EXERCISE PROMPT.
All that is asked is a faithful reproduction of the entries.
-- THE RECORDS follows --
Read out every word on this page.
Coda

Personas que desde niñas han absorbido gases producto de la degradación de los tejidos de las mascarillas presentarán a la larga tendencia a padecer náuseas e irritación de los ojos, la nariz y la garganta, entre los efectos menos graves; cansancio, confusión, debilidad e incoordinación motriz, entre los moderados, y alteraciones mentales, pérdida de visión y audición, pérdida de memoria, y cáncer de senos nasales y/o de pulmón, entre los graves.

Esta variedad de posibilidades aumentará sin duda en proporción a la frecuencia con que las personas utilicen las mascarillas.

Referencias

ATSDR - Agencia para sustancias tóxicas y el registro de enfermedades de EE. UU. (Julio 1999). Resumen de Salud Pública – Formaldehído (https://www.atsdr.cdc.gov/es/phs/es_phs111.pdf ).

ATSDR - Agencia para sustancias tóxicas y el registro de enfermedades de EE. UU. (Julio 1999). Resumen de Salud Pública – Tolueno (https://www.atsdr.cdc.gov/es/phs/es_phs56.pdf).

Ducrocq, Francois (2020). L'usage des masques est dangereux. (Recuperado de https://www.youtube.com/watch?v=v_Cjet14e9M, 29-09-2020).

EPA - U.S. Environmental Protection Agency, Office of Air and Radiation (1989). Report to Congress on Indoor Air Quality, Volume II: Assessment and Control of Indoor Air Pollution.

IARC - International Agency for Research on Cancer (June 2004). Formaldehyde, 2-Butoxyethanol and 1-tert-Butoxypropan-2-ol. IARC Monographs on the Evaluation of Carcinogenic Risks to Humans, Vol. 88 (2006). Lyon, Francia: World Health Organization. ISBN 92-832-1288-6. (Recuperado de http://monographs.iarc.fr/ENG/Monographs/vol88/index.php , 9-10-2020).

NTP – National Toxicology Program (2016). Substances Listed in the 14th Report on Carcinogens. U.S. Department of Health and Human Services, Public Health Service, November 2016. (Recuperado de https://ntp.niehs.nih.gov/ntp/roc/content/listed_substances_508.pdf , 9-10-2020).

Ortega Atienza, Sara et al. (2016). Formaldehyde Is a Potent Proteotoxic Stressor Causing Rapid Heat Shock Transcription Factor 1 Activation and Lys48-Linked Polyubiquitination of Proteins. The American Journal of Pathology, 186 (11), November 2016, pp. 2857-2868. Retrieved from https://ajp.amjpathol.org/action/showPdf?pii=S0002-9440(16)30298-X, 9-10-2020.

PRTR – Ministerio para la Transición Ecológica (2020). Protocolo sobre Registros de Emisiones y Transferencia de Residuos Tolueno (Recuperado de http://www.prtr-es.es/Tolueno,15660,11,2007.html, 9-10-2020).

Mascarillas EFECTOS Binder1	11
-- THE RECORDS concluded --
SOLUTION TO THE EXERCISE.
Read out every word on this page.
Coda

Personas que desde niñas han absorbido gases producto de la degradación de los tejidos de las mascarillas presentarán a la larga tendencia a padecer náuseas e irritación de los ojos, la nariz y la garganta, entre los efectos menos graves; cansancio, confusión, debilidad e incoordinación motriz, entre los moderados, y alteraciones mentales, pérdida de visión y audición, pérdida de memoria, y cáncer de senos nasales y/o de pulmón, entre los graves.

Esta variedad de posibilidades aumentará sin duda en proporción a la frecuencia con que las personas utilicen las mascarillas.

Referencias

ATSDR - Agencia para sustancias tóxicas y el registro de enfermedades de EE. UU. (Julio 1999). Resumen de Salud Pública – Formaldehído (https://www.atsdr.cdc.gov/es/phs/es_phs111.pdf ).

ATSDR - Agencia para sustancias tóxicas y el registro de enfermedades de EE. UU. (Julio 1999). Resumen de Salud Pública – Tolueno (https://www.atsdr.cdc.gov/es/phs/es_phs56.pdf).

Ducrocq, Francois (2020). L'usage des masques est dangereux. (Recuperado de https://www.youtube.com/watch?v=v_Cjet14e9M, 29-09-2020).

EPA - U.S. Environmental Protection Agency, Office of Air and Radiation (1989). Report to Congress on Indoor Air Quality, Volume II: Assessment and Control of Indoor Air Pollution.

IARC - International Agency for Research on Cancer (June 2004). Formaldehyde, 2-Butoxyethanol and 1-tert-Butoxypropan-2-ol. IARC Monographs on the Evaluation of Carcinogenic Risks to Humans, Vol. 88 (2006). Lyon, Francia: World Health Organization. ISBN 92-832-1288-6. (Recuperado de http://monographs.iarc.fr/ENG/Monographs/vol88/index.php , 9-10-2020).

NTP – National Toxicology Program (2016). Substances Listed in the 14th Report on Carcinogens. U.S. Department of Health and Human Services, Public Health Service, November 2016. (Recuperado de https://ntp.niehs.nih.gov/ntp/roc/content/listed_substances_508.pdf , 9-10-2020).

Ortega Atienza, Sara et al. (2016). Formaldehyde Is a Potent Proteotoxic Stressor Causing Rapid Heat Shock Transcription Factor 1 Activation and Lys48-Linked Polyubiquitination of Proteins. The American Journal of Pathology, 186 (11), November 2016, pp. 2857-2868. Retrieved from https://ajp.amjpathol.org/action/showPdf?pii=S0002-9440(16)30298-X, 9-10-2020.

PRTR – Ministerio para la Transición Ecológica (2020). Protocolo sobre Registros de Emisiones y Transferencia de Residuos Tolueno (Recuperado de http://www.prtr-es.es/Tolueno,15660,11,2007.html, 9-10-2020).

Mascarillas EFECTOS Binder1	11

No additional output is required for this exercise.